══ Provided material ══
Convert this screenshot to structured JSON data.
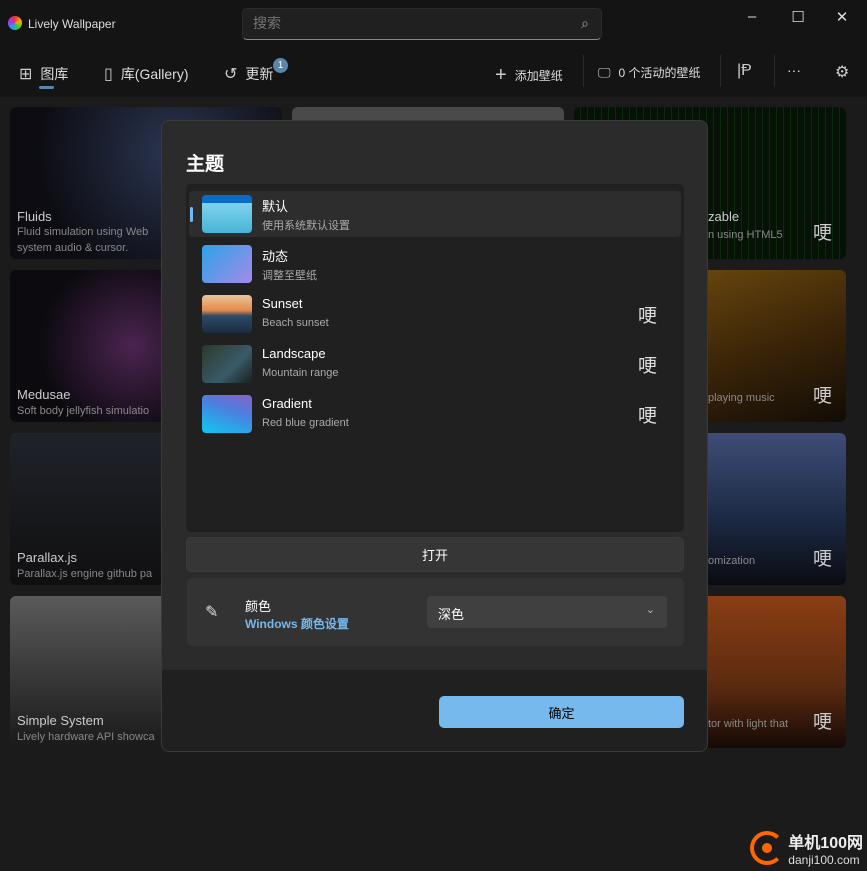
{
  "app": {
    "title": "Lively Wallpaper",
    "logo_icon": "lively-logo"
  },
  "search": {
    "placeholder": "搜索",
    "icon": "search-icon"
  },
  "window_controls": {
    "minimize": "–",
    "maximize": "☐",
    "close": "✕"
  },
  "nav": {
    "tabs": [
      {
        "label": "图库",
        "icon": "grid-icon",
        "active": true
      },
      {
        "label": "库(Gallery)",
        "icon": "bag-icon"
      },
      {
        "label": "更新",
        "icon": "refresh-icon",
        "badge": "1"
      }
    ],
    "add_wallpaper": "添加壁纸",
    "active_wallpapers": "0 个活动的壁纸",
    "more": "···",
    "accent": "#5b87ab"
  },
  "cards": [
    {
      "title": "Fluids",
      "desc": [
        "Fluid simulation using Web",
        "system audio & cursor."
      ]
    },
    {
      "title": "Medusae",
      "desc": [
        "Soft body jellyfish simulatio"
      ]
    },
    {
      "title": "Parallax.js",
      "desc": [
        "Parallax.js engine github pa"
      ]
    },
    {
      "title": "Simple System",
      "desc": [
        "Lively hardware API showca"
      ]
    },
    {
      "title": "zable",
      "desc": [
        "n using HTML5"
      ],
      "glyph": "哽"
    },
    {
      "title": "",
      "desc": [
        "playing music"
      ],
      "glyph": "哽"
    },
    {
      "title": "",
      "desc": [
        "omization"
      ],
      "glyph": "哽"
    },
    {
      "title": "",
      "desc": [
        "tor with light that"
      ],
      "glyph": "哽"
    }
  ],
  "dialog": {
    "title": "主题",
    "themes": [
      {
        "name": "默认",
        "desc": "使用系统默认设置",
        "selected": true
      },
      {
        "name": "动态",
        "desc": "调整至壁纸"
      },
      {
        "name": "Sunset",
        "desc": "Beach sunset",
        "glyph": "哽"
      },
      {
        "name": "Landscape",
        "desc": "Mountain range",
        "glyph": "哽"
      },
      {
        "name": "Gradient",
        "desc": "Red blue gradient",
        "glyph": "哽"
      }
    ],
    "open_button": "打开",
    "color": {
      "label": "颜色",
      "link": "Windows 颜色设置",
      "selected": "深色",
      "icon": "personalize-icon"
    },
    "ok_button": "确定",
    "accent": "#76b9ed"
  },
  "watermark": {
    "name": "单机100网",
    "url": "danji100.com"
  }
}
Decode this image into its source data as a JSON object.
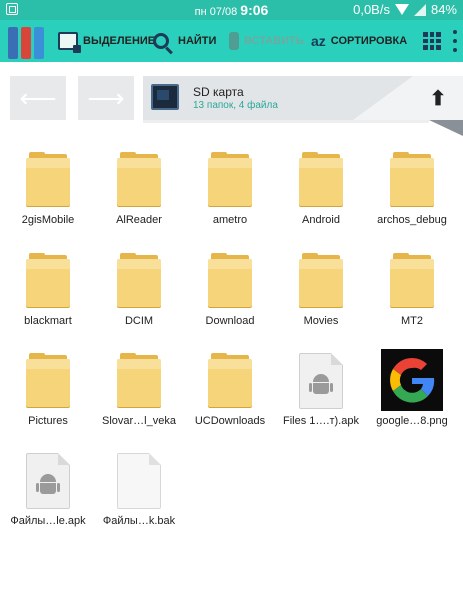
{
  "status_bar": {
    "date": "пн 07/08",
    "time": "9:06",
    "network_speed": "0,0B/s",
    "battery": "84%"
  },
  "toolbar": {
    "select_label": "ВЫДЕЛЕНИЕ",
    "search_label": "НАЙТИ",
    "paste_label": "ВСТАВИТЬ",
    "sort_glyph": "az",
    "sort_label": "СОРТИРОВКА"
  },
  "navigation": {
    "back_arrow": "⟵",
    "forward_arrow": "⟶",
    "up_arrow": "⬆"
  },
  "path": {
    "title": "SD карта",
    "subtitle": "13 папок, 4 файла"
  },
  "files": [
    {
      "name": "2gisMobile",
      "type": "folder"
    },
    {
      "name": "AlReader",
      "type": "folder"
    },
    {
      "name": "ametro",
      "type": "folder"
    },
    {
      "name": "Android",
      "type": "folder"
    },
    {
      "name": "archos_debug",
      "type": "folder"
    },
    {
      "name": "blackmart",
      "type": "folder"
    },
    {
      "name": "DCIM",
      "type": "folder"
    },
    {
      "name": "Download",
      "type": "folder"
    },
    {
      "name": "Movies",
      "type": "folder"
    },
    {
      "name": "MT2",
      "type": "folder"
    },
    {
      "name": "Pictures",
      "type": "folder"
    },
    {
      "name": "Slovar…l_veka",
      "type": "folder"
    },
    {
      "name": "UCDownloads",
      "type": "folder"
    },
    {
      "name": "Files 1….т).apk",
      "type": "apk"
    },
    {
      "name": "google…8.png",
      "type": "image"
    },
    {
      "name": "Файлы…le.apk",
      "type": "apk"
    },
    {
      "name": "Файлы…k.bak",
      "type": "bak"
    }
  ],
  "colors": {
    "status_bar": "#2bbfaa",
    "toolbar": "#2bd0bd",
    "folder": "#f6d47a",
    "subtitle": "#2aa899"
  }
}
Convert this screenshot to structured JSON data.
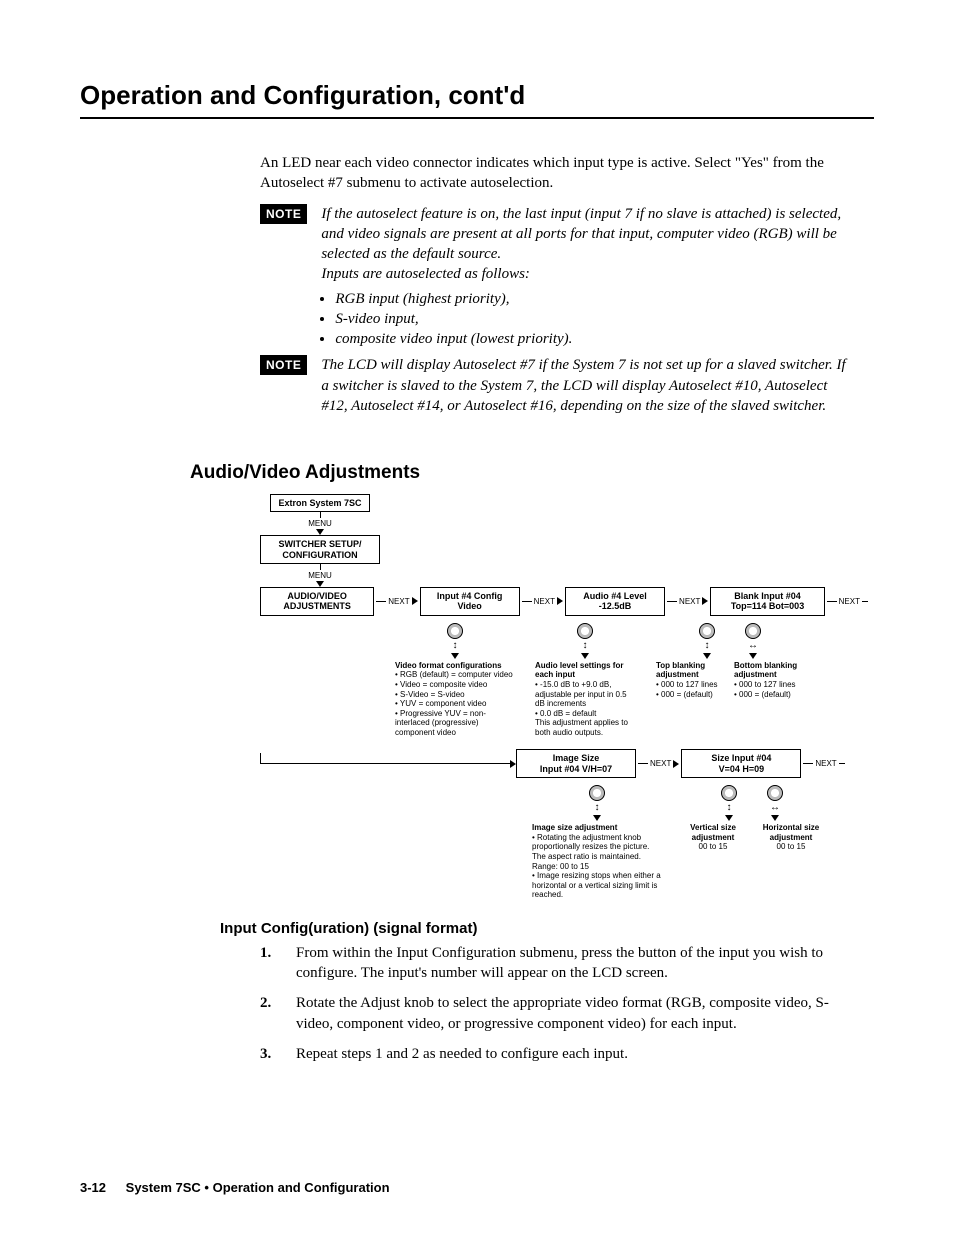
═══
**Your task:** The entries above are to be returned exactly, without their pictures.

**Problem solution:**
Convert this screenshot to structured JSON data.
{
  "app": {
    "title": "Lively Wallpaper",
    "logo_icon": "lively-logo"
  },
  "search": {
    "placeholder": "搜索",
    "icon": "search-icon"
  },
  "window_controls": {
    "minimize": "–",
    "maximize": "☐",
    "close": "✕"
  },
  "nav": {
    "tabs": [
      {
        "label": "图库",
        "icon": "grid-icon",
        "active": true
      },
      {
        "label": "库(Gallery)",
        "icon": "bag-icon"
      },
      {
        "label": "更新",
        "icon": "refresh-icon",
        "badge": "1"
      }
    ],
    "add_wallpaper": "添加壁纸",
    "active_wallpapers": "0 个活动的壁纸",
    "more": "···",
    "accent": "#5b87ab"
  },
  "cards": [
    {
      "title": "Fluids",
      "desc": [
        "Fluid simulation using Web",
        "system audio & cursor."
      ]
    },
    {
      "title": "Medusae",
      "desc": [
        "Soft body jellyfish simulatio"
      ]
    },
    {
      "title": "Parallax.js",
      "desc": [
        "Parallax.js engine github pa"
      ]
    },
    {
      "title": "Simple System",
      "desc": [
        "Lively hardware API showca"
      ]
    },
    {
      "title": "zable",
      "desc": [
        "n using HTML5"
      ],
      "glyph": "哽"
    },
    {
      "title": "",
      "desc": [
        "playing music"
      ],
      "glyph": "哽"
    },
    {
      "title": "",
      "desc": [
        "omization"
      ],
      "glyph": "哽"
    },
    {
      "title": "",
      "desc": [
        "tor with light that"
      ],
      "glyph": "哽"
    }
  ],
  "dialog": {
    "title": "主题",
    "themes": [
      {
        "name": "默认",
        "desc": "使用系统默认设置",
        "selected": true
      },
      {
        "name": "动态",
        "desc": "调整至壁纸"
      },
      {
        "name": "Sunset",
        "desc": "Beach sunset",
        "glyph": "哽"
      },
      {
        "name": "Landscape",
        "desc": "Mountain range",
        "glyph": "哽"
      },
      {
        "name": "Gradient",
        "desc": "Red blue gradient",
        "glyph": "哽"
      }
    ],
    "open_button": "打开",
    "color": {
      "label": "颜色",
      "link": "Windows 颜色设置",
      "selected": "深色",
      "icon": "personalize-icon"
    },
    "ok_button": "确定",
    "accent": "#76b9ed"
  },
  "watermark": {
    "name": "单机100网",
    "url": "danji100.com"
  }
}
Decode this image into its source data as a JSON object.
{
  "status_bar": {
    "date": "пн 07/08",
    "time": "9:06",
    "network_speed": "0,0B/s",
    "battery": "84%"
  },
  "toolbar": {
    "select_label": "ВЫДЕЛЕНИЕ",
    "search_label": "НАЙТИ",
    "paste_label": "ВСТАВИТЬ",
    "sort_glyph": "az",
    "sort_label": "СОРТИРОВКА"
  },
  "navigation": {
    "back_arrow": "⟵",
    "forward_arrow": "⟶",
    "up_arrow": "⬆"
  },
  "path": {
    "title": "SD карта",
    "subtitle": "13 папок, 4 файла"
  },
  "files": [
    {
      "name": "2gisMobile",
      "type": "folder"
    },
    {
      "name": "AlReader",
      "type": "folder"
    },
    {
      "name": "ametro",
      "type": "folder"
    },
    {
      "name": "Android",
      "type": "folder"
    },
    {
      "name": "archos_debug",
      "type": "folder"
    },
    {
      "name": "blackmart",
      "type": "folder"
    },
    {
      "name": "DCIM",
      "type": "folder"
    },
    {
      "name": "Download",
      "type": "folder"
    },
    {
      "name": "Movies",
      "type": "folder"
    },
    {
      "name": "MT2",
      "type": "folder"
    },
    {
      "name": "Pictures",
      "type": "folder"
    },
    {
      "name": "Slovar…l_veka",
      "type": "folder"
    },
    {
      "name": "UCDownloads",
      "type": "folder"
    },
    {
      "name": "Files 1….т).apk",
      "type": "apk"
    },
    {
      "name": "google…8.png",
      "type": "image"
    },
    {
      "name": "Файлы…le.apk",
      "type": "apk"
    },
    {
      "name": "Файлы…k.bak",
      "type": "bak"
    }
  ],
  "colors": {
    "status_bar": "#2bbfaa",
    "toolbar": "#2bd0bd",
    "folder": "#f6d47a",
    "subtitle": "#2aa899"
  }
}
Convert this screenshot to structured JSON data.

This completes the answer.